**The task**
Below are records to repeat exactly. Omit the pictures from the copy.

**Supplied material**
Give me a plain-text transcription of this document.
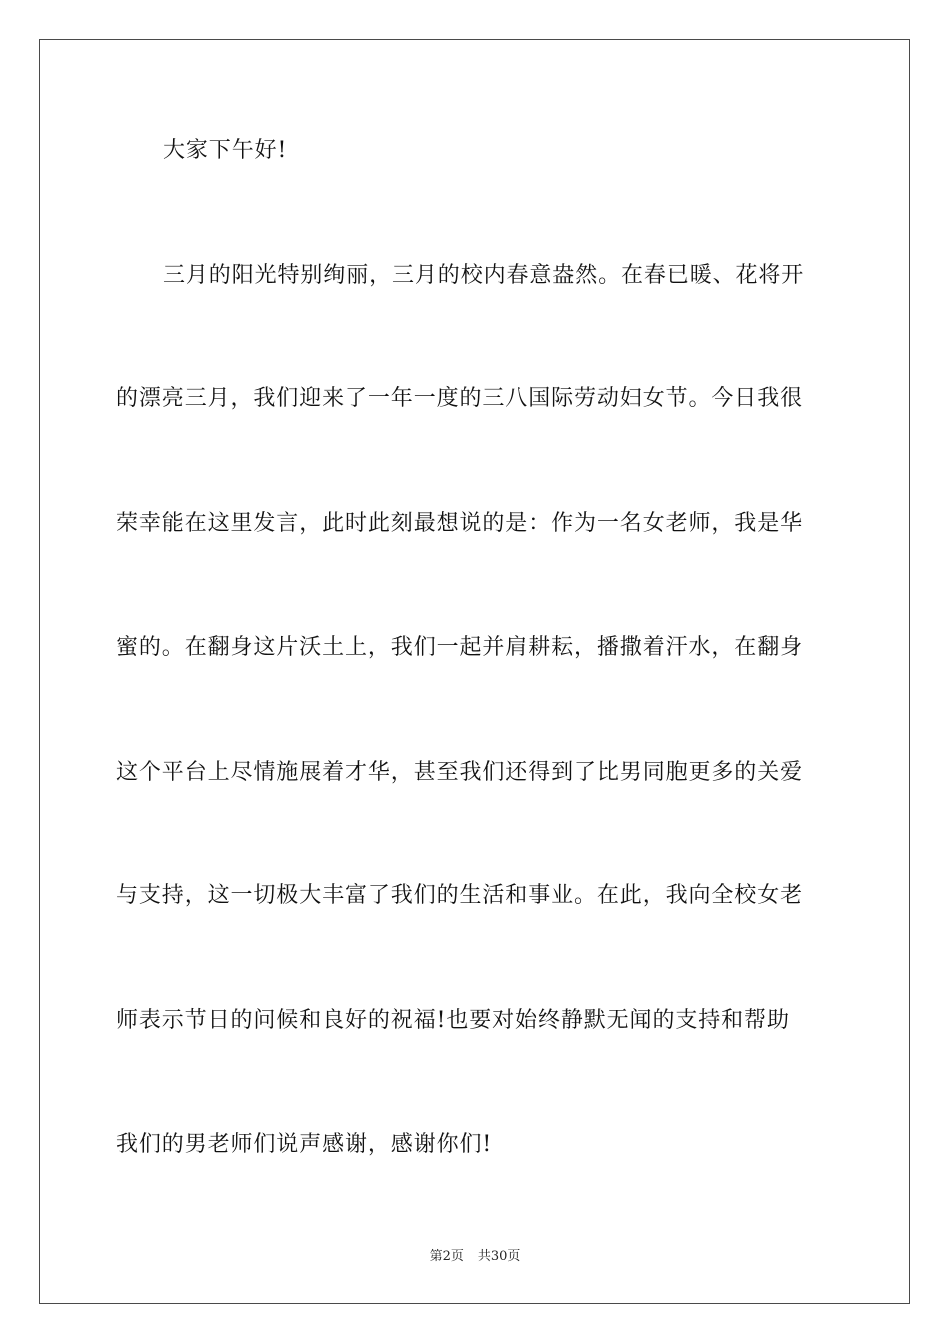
大家下午好!
三月的阳光特别绚丽，三月的校内春意盎然。在春已暖、花将开
的漂亮三月，我们迎来了一年一度的三八国际劳动妇女节。今日我很
荣幸能在这里发言，此时此刻最想说的是：作为一名女老师，我是华
蜜的。在翻身这片沃土上，我们一起并肩耕耘，播撒着汗水，在翻身
这个平台上尽情施展着才华，甚至我们还得到了比男同胞更多的关爱
与支持，这一切极大丰富了我们的生活和事业。在此，我向全校女老
师表示节日的问候和良好的祝福!也要对始终静默无闻的支持和帮助
我们的男老师们说声感谢，感谢你们!
第2页 共30页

**Output of the exercise**
Give me a plain-text transcription of this document.
大家下午好!
三月的阳光特别绚丽，三月的校内春意盎然。在春已暖、花将开
的漂亮三月，我们迎来了一年一度的三八国际劳动妇女节。今日我很
荣幸能在这里发言，此时此刻最想说的是：作为一名女老师，我是华
蜜的。在翻身这片沃土上，我们一起并肩耕耘，播撒着汗水，在翻身
这个平台上尽情施展着才华，甚至我们还得到了比男同胞更多的关爱
与支持，这一切极大丰富了我们的生活和事业。在此，我向全校女老
师表示节日的问候和良好的祝福!也要对始终静默无闻的支持和帮助
我们的男老师们说声感谢，感谢你们!
第2页 共30页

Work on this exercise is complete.